======== DATA SHOWN ========
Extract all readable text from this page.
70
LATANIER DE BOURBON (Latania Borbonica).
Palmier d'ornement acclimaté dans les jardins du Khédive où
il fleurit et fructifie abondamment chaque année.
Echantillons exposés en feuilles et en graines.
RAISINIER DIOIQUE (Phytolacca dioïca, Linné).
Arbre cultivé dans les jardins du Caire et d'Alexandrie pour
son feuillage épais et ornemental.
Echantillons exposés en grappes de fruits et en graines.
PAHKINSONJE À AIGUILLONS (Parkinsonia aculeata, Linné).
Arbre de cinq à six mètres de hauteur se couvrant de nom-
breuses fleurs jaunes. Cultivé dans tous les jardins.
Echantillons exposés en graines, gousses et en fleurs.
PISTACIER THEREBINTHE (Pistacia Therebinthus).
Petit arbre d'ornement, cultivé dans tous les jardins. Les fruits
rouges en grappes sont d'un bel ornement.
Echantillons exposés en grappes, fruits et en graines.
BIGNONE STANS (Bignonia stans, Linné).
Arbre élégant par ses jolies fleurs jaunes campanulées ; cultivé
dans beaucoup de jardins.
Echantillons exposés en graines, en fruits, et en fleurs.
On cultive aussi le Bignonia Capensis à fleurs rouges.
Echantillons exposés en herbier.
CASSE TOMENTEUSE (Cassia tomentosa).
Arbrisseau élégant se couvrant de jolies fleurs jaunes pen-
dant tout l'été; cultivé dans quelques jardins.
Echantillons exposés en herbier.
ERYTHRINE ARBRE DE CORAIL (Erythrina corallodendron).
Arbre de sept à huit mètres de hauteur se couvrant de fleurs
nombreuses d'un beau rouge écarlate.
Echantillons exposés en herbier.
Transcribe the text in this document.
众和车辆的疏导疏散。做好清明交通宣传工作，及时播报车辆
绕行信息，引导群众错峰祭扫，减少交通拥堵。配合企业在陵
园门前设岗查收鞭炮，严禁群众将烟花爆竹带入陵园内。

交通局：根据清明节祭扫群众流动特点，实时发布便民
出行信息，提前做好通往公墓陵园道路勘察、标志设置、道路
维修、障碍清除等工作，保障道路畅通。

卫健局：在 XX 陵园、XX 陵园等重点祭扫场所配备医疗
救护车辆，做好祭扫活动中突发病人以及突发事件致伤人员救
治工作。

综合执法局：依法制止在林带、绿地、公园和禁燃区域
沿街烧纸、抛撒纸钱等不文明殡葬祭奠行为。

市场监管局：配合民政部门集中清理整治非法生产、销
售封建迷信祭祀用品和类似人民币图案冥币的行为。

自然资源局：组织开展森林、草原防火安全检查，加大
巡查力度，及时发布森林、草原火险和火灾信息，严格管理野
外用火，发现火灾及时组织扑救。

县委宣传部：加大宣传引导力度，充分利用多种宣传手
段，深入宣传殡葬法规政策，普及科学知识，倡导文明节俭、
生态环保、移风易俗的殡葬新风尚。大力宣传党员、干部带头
========
▶ [WHAT YOU SHOULD DO] Write out every line of the entries that holds the word "fruits".

▶ [COMPLETE OUTPUT]
Echantillons exposés en grappes de fruits et en graines.
Petit arbre d'ornement, cultivé dans tous les jardins. Les fruits
Echantillons exposés en grappes, fruits et en graines.
Echantillons exposés en graines, en fruits, et en fleurs.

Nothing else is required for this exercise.